═══ Given information

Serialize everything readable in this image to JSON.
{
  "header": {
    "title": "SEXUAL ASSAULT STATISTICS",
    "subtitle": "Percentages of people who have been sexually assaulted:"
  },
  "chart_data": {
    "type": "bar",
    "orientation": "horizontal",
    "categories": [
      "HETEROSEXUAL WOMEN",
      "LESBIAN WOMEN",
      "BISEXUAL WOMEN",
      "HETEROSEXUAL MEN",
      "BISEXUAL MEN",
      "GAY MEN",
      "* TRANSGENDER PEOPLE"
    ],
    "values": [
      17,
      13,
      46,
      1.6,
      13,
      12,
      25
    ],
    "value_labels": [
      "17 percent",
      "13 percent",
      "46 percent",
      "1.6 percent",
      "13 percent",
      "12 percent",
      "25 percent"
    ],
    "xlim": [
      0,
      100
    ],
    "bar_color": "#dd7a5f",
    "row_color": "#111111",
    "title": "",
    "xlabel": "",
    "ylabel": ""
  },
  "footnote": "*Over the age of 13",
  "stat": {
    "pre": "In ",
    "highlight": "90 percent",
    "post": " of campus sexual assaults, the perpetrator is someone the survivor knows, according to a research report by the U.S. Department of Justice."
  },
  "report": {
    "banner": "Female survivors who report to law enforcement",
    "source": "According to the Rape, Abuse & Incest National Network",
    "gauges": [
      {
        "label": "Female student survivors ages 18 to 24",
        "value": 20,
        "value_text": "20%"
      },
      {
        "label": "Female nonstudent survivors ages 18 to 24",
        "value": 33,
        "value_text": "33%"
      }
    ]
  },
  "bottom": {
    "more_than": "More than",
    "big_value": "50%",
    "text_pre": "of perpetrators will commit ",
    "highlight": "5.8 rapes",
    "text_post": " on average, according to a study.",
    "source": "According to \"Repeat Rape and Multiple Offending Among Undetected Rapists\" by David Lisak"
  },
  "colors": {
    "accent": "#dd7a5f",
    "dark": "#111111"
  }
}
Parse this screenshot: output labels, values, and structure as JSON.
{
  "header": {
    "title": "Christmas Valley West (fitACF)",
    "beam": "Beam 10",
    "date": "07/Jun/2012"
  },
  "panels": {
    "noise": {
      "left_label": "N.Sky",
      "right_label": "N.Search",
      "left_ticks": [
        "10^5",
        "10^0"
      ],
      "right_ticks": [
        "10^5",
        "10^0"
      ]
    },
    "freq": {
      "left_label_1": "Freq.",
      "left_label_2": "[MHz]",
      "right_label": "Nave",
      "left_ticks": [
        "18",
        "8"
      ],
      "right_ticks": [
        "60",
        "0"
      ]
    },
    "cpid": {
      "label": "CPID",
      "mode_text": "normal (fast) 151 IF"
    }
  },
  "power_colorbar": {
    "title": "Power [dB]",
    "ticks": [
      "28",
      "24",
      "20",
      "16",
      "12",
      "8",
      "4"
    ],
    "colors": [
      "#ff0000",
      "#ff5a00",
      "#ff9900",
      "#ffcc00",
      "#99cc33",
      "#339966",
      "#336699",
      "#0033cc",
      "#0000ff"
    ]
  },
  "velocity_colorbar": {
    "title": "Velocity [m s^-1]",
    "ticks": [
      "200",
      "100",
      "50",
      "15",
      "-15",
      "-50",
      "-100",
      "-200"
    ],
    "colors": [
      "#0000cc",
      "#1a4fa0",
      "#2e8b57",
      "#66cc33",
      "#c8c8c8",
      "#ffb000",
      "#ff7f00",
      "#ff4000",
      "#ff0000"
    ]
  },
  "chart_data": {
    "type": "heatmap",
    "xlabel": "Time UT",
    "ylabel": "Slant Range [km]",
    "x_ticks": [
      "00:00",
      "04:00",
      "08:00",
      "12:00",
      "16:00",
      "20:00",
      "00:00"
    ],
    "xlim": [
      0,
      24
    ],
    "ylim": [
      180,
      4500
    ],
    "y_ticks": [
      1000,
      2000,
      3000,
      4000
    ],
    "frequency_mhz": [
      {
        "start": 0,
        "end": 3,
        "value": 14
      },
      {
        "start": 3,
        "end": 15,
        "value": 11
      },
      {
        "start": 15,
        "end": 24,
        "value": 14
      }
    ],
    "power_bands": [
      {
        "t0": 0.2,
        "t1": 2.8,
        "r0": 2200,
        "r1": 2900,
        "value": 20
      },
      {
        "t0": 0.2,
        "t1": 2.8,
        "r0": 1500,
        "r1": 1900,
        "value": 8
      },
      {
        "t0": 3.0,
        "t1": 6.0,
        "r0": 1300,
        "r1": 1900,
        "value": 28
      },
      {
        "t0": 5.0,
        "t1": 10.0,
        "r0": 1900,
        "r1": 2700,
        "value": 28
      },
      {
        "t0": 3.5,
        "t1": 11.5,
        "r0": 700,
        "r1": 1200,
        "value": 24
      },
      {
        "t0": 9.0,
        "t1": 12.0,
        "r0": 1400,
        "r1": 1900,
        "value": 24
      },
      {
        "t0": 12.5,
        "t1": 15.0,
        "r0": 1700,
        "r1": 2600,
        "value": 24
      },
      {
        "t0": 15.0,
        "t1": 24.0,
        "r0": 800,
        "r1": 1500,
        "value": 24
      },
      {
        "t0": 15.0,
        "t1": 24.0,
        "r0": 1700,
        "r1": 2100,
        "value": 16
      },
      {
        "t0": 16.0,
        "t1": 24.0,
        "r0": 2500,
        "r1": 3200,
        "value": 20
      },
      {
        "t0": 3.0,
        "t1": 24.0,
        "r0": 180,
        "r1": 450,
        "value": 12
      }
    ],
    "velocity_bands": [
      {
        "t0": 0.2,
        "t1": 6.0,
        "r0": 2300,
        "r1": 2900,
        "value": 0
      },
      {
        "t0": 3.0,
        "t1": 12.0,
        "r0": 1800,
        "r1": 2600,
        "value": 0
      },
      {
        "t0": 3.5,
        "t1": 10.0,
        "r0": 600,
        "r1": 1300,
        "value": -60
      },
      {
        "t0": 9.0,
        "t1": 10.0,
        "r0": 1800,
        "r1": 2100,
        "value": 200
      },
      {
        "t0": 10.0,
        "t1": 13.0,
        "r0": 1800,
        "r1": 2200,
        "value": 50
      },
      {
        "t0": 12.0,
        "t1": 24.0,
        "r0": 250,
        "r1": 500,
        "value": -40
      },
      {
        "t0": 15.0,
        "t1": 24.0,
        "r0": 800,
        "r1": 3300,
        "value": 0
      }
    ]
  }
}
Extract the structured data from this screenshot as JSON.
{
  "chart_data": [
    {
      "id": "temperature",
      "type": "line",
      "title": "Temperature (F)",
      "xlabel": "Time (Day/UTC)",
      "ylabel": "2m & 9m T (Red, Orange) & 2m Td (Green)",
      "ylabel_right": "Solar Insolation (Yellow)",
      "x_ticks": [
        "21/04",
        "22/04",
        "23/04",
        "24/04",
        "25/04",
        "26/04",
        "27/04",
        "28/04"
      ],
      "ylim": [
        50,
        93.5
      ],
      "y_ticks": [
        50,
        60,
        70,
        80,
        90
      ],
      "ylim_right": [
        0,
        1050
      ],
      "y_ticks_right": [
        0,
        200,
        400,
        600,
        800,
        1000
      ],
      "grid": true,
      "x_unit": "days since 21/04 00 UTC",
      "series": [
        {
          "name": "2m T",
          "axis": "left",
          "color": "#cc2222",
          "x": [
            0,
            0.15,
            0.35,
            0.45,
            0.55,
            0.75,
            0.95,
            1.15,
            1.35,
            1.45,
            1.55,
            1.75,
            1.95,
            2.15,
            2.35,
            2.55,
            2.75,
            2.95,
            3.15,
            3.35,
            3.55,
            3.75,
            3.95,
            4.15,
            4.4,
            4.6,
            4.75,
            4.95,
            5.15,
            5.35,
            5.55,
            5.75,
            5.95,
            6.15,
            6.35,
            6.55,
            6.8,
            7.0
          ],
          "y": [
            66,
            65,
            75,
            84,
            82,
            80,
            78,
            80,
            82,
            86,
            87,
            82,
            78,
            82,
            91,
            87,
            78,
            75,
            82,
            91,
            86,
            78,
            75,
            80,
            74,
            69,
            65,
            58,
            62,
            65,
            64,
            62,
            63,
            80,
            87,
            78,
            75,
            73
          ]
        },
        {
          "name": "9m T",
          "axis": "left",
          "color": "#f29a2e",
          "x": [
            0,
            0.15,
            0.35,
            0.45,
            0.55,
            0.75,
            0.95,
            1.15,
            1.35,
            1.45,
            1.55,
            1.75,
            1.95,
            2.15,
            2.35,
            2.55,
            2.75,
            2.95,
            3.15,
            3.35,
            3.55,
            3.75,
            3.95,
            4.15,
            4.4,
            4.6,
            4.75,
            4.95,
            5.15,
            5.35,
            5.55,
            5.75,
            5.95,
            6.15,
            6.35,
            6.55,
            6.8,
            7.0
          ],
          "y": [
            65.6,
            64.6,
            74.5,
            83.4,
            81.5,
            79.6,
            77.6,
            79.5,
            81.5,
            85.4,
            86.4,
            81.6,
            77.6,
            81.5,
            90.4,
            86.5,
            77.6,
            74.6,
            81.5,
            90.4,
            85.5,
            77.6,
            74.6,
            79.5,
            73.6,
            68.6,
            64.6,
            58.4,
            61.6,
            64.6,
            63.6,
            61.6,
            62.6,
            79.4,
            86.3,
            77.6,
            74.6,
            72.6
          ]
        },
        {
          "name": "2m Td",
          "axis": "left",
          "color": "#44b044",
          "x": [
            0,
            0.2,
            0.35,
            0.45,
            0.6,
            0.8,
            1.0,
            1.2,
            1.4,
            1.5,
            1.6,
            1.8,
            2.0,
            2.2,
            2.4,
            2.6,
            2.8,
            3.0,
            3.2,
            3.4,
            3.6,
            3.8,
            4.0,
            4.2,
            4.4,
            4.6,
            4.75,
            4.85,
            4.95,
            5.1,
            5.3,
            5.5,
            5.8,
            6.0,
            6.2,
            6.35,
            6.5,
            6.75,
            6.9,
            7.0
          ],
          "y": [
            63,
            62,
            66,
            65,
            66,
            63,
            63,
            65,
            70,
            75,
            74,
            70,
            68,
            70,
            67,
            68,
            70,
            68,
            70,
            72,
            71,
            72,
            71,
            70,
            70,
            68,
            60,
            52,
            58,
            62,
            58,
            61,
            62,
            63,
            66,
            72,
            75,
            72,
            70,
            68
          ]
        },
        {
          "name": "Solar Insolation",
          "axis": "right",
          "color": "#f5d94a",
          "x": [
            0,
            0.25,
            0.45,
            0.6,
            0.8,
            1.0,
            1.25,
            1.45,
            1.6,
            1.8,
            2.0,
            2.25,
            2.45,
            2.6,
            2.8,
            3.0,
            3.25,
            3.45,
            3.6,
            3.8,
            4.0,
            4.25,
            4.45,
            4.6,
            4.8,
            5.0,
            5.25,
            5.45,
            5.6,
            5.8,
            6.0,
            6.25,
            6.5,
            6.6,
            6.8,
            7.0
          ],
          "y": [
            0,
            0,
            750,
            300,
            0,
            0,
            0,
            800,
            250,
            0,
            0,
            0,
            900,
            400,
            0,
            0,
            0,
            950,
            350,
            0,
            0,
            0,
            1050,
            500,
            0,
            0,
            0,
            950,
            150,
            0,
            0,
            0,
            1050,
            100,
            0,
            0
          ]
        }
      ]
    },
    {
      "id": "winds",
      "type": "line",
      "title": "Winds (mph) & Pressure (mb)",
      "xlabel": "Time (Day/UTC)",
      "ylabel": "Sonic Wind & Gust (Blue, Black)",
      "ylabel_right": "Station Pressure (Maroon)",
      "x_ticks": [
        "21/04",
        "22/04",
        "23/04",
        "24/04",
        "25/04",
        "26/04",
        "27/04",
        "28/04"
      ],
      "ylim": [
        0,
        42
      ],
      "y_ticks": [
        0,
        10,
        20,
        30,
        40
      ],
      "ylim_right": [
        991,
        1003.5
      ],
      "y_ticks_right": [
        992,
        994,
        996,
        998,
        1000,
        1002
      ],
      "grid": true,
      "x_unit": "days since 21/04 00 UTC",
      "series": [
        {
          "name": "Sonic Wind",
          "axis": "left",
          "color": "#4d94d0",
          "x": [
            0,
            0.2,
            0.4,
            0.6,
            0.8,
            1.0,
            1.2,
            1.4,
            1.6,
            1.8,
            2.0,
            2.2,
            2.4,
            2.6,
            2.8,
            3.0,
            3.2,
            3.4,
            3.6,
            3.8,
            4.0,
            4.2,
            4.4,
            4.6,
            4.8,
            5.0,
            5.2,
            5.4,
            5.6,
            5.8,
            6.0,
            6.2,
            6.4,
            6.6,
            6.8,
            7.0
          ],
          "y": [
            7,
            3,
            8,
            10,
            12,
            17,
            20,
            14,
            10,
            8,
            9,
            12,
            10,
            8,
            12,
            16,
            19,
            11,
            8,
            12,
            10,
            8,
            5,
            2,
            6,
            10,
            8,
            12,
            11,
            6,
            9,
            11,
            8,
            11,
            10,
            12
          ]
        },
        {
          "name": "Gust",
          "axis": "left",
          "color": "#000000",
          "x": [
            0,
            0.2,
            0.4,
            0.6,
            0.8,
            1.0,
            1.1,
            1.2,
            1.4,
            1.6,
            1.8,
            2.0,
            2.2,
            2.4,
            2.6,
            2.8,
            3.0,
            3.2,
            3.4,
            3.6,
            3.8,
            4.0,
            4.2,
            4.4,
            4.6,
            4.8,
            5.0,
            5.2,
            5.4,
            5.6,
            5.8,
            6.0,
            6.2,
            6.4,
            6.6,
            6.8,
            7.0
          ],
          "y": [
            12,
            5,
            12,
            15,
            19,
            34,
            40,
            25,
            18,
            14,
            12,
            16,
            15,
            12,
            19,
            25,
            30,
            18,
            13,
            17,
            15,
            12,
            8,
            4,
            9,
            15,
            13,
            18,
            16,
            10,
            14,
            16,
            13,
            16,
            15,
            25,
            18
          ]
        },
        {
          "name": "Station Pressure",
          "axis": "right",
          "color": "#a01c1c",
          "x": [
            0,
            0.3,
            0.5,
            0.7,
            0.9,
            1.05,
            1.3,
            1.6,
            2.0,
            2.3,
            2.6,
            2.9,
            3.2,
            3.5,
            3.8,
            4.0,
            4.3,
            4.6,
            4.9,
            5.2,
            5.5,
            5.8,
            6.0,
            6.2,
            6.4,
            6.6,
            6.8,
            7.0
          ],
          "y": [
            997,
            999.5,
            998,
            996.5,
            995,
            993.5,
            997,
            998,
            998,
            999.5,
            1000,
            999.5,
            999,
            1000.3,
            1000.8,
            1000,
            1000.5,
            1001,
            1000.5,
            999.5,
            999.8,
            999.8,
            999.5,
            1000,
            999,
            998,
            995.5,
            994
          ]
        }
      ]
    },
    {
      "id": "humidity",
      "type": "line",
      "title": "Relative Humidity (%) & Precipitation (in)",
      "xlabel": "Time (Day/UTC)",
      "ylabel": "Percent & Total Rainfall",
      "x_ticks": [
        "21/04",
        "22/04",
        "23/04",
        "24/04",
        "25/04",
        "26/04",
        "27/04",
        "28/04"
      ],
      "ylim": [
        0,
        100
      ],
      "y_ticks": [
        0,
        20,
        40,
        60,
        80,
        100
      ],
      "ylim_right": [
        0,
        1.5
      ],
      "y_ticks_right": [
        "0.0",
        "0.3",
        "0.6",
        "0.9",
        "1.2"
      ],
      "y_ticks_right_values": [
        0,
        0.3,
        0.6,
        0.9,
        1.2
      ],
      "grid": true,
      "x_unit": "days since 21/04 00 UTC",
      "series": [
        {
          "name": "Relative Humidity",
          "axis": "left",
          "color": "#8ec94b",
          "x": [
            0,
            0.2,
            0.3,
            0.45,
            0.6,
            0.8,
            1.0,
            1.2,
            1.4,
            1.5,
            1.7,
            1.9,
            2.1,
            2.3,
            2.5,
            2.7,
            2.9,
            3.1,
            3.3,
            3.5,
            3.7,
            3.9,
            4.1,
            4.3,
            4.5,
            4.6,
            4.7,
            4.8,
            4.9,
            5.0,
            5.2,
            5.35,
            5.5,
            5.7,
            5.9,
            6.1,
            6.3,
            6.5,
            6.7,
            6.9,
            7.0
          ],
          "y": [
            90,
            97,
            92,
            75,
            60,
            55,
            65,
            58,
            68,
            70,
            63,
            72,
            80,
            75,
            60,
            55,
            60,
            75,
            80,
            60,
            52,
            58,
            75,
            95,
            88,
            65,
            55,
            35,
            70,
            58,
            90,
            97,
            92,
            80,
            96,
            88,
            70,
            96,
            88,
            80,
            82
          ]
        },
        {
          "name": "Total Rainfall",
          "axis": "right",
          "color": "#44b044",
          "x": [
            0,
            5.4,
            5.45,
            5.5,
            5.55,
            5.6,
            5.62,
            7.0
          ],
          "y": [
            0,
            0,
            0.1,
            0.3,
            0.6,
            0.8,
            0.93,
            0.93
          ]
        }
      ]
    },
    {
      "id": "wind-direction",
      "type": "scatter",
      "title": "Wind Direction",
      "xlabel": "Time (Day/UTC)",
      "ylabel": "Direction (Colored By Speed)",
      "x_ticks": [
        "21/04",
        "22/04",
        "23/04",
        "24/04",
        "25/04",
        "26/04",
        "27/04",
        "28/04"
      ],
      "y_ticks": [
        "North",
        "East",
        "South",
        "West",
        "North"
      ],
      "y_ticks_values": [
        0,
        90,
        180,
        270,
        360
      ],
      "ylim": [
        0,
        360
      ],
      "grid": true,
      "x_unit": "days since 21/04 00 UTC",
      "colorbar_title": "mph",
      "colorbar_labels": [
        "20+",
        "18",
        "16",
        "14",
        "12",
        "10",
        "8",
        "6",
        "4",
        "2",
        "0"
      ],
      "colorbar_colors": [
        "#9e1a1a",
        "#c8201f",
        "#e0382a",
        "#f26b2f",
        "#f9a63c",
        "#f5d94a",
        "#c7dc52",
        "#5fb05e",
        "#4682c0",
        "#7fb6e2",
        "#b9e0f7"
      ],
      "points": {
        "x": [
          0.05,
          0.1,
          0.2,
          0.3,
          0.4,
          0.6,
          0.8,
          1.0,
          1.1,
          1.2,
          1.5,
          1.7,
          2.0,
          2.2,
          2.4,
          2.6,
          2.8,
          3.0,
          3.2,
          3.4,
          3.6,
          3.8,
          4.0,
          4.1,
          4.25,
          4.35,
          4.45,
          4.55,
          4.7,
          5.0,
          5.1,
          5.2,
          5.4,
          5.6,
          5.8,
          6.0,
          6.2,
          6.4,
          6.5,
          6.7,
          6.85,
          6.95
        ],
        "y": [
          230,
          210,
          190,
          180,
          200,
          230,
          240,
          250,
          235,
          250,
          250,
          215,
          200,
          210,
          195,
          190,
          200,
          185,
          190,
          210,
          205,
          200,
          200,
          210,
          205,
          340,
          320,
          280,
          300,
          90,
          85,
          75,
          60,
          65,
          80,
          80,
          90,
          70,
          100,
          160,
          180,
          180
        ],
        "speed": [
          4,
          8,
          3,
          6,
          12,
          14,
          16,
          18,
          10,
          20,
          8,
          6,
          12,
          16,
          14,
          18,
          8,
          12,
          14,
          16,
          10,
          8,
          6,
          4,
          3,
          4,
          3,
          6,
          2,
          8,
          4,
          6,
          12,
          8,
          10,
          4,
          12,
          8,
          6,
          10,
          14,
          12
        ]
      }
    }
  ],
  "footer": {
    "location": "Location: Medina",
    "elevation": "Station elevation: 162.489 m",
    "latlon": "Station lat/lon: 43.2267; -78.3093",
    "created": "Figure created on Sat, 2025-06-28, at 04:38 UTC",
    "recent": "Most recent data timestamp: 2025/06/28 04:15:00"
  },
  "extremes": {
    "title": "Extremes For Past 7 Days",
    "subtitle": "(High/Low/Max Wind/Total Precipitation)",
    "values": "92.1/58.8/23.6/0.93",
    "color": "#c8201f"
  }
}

══════

Look through the entries above for the word "this". Copy every line where it shows up.

Serialize everything readable in this image to JSON.
Parse this screenshot: output labels, values, and structure as JSON.
Extract the structured data from this screenshot as JSON.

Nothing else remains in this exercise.